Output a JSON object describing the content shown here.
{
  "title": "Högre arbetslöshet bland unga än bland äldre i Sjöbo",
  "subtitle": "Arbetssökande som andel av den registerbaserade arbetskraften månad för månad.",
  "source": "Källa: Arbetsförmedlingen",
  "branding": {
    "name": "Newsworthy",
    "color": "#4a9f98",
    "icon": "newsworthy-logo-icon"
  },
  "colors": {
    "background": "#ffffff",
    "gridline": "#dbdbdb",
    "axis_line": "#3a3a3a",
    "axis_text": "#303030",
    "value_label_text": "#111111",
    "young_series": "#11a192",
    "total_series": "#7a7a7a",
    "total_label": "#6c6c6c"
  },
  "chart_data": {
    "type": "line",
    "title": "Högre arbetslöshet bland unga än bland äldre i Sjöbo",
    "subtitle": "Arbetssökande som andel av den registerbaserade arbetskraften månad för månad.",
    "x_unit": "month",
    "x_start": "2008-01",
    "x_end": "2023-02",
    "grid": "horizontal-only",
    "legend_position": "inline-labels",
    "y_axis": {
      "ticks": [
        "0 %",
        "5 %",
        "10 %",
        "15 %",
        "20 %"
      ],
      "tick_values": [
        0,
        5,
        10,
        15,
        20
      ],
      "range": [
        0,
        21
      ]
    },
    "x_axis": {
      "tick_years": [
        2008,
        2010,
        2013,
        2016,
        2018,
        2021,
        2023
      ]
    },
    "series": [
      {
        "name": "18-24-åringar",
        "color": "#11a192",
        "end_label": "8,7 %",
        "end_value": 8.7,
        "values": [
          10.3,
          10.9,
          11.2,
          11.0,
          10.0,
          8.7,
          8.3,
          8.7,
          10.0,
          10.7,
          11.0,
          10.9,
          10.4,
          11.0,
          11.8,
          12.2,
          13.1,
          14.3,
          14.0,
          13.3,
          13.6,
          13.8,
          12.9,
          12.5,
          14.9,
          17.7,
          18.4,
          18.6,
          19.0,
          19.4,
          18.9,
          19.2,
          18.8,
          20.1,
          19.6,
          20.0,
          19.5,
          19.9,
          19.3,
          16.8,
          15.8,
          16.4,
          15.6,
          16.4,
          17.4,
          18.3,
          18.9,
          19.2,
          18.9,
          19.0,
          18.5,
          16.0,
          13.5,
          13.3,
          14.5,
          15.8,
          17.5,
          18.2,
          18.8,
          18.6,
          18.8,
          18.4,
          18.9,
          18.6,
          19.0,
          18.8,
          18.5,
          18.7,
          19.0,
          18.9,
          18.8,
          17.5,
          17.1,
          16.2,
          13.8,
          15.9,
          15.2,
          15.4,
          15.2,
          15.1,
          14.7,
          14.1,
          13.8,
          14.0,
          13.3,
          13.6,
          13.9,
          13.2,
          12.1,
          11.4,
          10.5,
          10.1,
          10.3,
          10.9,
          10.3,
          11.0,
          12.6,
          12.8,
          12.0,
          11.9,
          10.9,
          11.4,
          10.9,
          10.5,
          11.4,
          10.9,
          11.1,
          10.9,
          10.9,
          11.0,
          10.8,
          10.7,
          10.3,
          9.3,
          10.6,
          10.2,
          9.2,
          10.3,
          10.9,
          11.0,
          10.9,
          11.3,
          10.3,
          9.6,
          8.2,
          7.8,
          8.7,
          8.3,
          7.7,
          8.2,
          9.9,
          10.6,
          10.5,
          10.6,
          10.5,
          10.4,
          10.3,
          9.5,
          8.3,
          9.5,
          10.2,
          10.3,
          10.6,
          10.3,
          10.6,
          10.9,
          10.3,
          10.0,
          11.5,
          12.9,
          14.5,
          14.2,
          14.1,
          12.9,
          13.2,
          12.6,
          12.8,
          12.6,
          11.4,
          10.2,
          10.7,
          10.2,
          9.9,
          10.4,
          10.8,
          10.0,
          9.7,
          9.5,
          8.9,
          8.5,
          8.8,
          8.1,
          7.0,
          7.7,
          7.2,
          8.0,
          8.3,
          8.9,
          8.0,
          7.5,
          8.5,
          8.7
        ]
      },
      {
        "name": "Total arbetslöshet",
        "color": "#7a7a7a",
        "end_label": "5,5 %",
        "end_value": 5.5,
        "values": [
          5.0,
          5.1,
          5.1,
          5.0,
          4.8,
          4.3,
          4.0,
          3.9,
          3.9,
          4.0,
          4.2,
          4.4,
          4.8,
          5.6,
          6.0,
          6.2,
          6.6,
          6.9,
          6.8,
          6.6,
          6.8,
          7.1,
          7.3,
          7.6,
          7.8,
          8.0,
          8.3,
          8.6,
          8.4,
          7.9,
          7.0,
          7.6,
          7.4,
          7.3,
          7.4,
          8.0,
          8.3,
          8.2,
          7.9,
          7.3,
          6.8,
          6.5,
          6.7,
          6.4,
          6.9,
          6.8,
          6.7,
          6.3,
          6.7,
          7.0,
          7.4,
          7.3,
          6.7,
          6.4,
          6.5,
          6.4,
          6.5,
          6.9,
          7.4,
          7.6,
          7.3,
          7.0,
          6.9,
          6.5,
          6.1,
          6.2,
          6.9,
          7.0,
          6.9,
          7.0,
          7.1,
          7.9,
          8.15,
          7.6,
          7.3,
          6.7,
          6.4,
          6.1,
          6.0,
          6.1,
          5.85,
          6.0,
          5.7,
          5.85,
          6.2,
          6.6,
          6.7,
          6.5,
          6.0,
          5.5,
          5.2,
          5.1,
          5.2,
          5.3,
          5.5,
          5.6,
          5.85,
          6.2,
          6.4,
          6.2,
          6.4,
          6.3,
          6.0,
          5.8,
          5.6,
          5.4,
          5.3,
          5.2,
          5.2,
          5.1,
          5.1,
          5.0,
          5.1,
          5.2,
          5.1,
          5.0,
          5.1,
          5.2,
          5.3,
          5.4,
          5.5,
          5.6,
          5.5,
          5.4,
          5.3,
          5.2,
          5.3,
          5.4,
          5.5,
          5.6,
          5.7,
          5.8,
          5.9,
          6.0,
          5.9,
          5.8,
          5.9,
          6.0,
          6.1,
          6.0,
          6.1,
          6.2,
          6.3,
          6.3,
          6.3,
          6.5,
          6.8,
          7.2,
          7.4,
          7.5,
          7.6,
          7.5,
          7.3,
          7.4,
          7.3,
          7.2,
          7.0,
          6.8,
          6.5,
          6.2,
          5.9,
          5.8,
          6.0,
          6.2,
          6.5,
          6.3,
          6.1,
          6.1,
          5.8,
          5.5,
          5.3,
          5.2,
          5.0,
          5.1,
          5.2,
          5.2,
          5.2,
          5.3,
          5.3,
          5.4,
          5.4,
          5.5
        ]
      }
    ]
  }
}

• [EXERCISE BRIEF]
Copy all lines of the material above where the string "bland" occurs.

• [OUTPUT]
  "title": "Högre arbetslöshet bland unga än bland äldre i Sjöbo",
    "title": "Högre arbetslöshet bland unga än bland äldre i Sjöbo",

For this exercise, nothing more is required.